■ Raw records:
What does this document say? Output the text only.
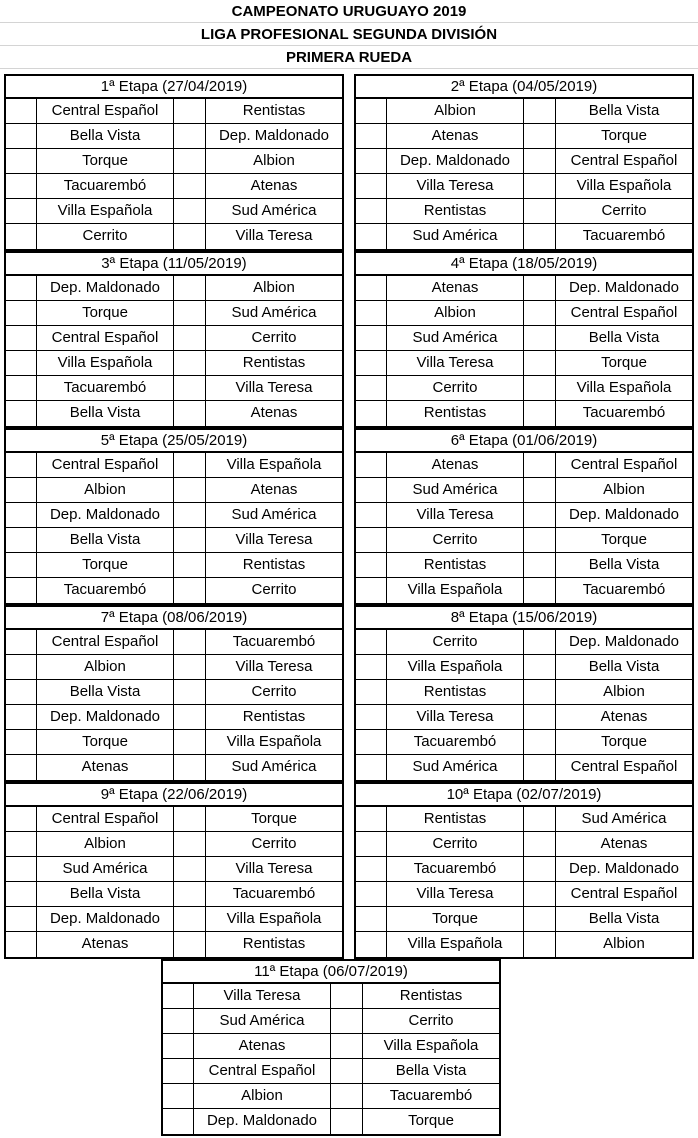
CAMPEONATO URUGUAYO 2019
LIGA PROFESIONAL SEGUNDA DIVISIÓN
PRIMERA RUEDA
1ª Etapa (27/04/2019)
Central Español	Rentistas
Bella Vista	Dep. Maldonado
Torque	Albion
Tacuarembó	Atenas
Villa Española	Sud América
Cerrito	Villa Teresa
2ª Etapa (04/05/2019)
Albion	Bella Vista
Atenas	Torque
Dep. Maldonado	Central Español
Villa Teresa	Villa Española
Rentistas	Cerrito
Sud América	Tacuarembó
3ª Etapa (11/05/2019)
Dep. Maldonado	Albion
Torque	Sud América
Central Español	Cerrito
Villa Española	Rentistas
Tacuarembó	Villa Teresa
Bella Vista	Atenas
4ª Etapa (18/05/2019)
Atenas	Dep. Maldonado
Albion	Central Español
Sud América	Bella Vista
Villa Teresa	Torque
Cerrito	Villa Española
Rentistas	Tacuarembó
5ª Etapa (25/05/2019)
Central Español	Villa Española
Albion	Atenas
Dep. Maldonado	Sud América
Bella Vista	Villa Teresa
Torque	Rentistas
Tacuarembó	Cerrito
6ª Etapa (01/06/2019)
Atenas	Central Español
Sud América	Albion
Villa Teresa	Dep. Maldonado
Cerrito	Torque
Rentistas	Bella Vista
Villa Española	Tacuarembó
7ª Etapa (08/06/2019)
Central Español	Tacuarembó
Albion	Villa Teresa
Bella Vista	Cerrito
Dep. Maldonado	Rentistas
Torque	Villa Española
Atenas	Sud América
8ª Etapa (15/06/2019)
Cerrito	Dep. Maldonado
Villa Española	Bella Vista
Rentistas	Albion
Villa Teresa	Atenas
Tacuarembó	Torque
Sud América	Central Español
9ª Etapa (22/06/2019)
Central Español	Torque
Albion	Cerrito
Sud América	Villa Teresa
Bella Vista	Tacuarembó
Dep. Maldonado	Villa Española
Atenas	Rentistas
10ª Etapa (02/07/2019)
Rentistas	Sud América
Cerrito	Atenas
Tacuarembó	Dep. Maldonado
Villa Teresa	Central Español
Torque	Bella Vista
Villa Española	Albion
11ª Etapa (06/07/2019)
Villa Teresa	Rentistas
Sud América	Cerrito
Atenas	Villa Española
Central Español	Bella Vista
Albion	Tacuarembó
Dep. Maldonado	Torque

■ Aim: Pictures in the data above should not be copied; transcribe everything else exactly.

■ Task output:
What does this document say? Output the text only.
CAMPEONATO URUGUAYO 2019
LIGA PROFESIONAL SEGUNDA DIVISIÓN
PRIMERA RUEDA
1ª Etapa (27/04/2019)
Central Español	Rentistas
Bella Vista	Dep. Maldonado
Torque	Albion
Tacuarembó	Atenas
Villa Española	Sud América
Cerrito	Villa Teresa
2ª Etapa (04/05/2019)
Albion	Bella Vista
Atenas	Torque
Dep. Maldonado	Central Español
Villa Teresa	Villa Española
Rentistas	Cerrito
Sud América	Tacuarembó
3ª Etapa (11/05/2019)
Dep. Maldonado	Albion
Torque	Sud América
Central Español	Cerrito
Villa Española	Rentistas
Tacuarembó	Villa Teresa
Bella Vista	Atenas
4ª Etapa (18/05/2019)
Atenas	Dep. Maldonado
Albion	Central Español
Sud América	Bella Vista
Villa Teresa	Torque
Cerrito	Villa Española
Rentistas	Tacuarembó
5ª Etapa (25/05/2019)
Central Español	Villa Española
Albion	Atenas
Dep. Maldonado	Sud América
Bella Vista	Villa Teresa
Torque	Rentistas
Tacuarembó	Cerrito
6ª Etapa (01/06/2019)
Atenas	Central Español
Sud América	Albion
Villa Teresa	Dep. Maldonado
Cerrito	Torque
Rentistas	Bella Vista
Villa Española	Tacuarembó
7ª Etapa (08/06/2019)
Central Español	Tacuarembó
Albion	Villa Teresa
Bella Vista	Cerrito
Dep. Maldonado	Rentistas
Torque	Villa Española
Atenas	Sud América
8ª Etapa (15/06/2019)
Cerrito	Dep. Maldonado
Villa Española	Bella Vista
Rentistas	Albion
Villa Teresa	Atenas
Tacuarembó	Torque
Sud América	Central Español
9ª Etapa (22/06/2019)
Central Español	Torque
Albion	Cerrito
Sud América	Villa Teresa
Bella Vista	Tacuarembó
Dep. Maldonado	Villa Española
Atenas	Rentistas
10ª Etapa (02/07/2019)
Rentistas	Sud América
Cerrito	Atenas
Tacuarembó	Dep. Maldonado
Villa Teresa	Central Español
Torque	Bella Vista
Villa Española	Albion
11ª Etapa (06/07/2019)
Villa Teresa	Rentistas
Sud América	Cerrito
Atenas	Villa Española
Central Español	Bella Vista
Albion	Tacuarembó
Dep. Maldonado	Torque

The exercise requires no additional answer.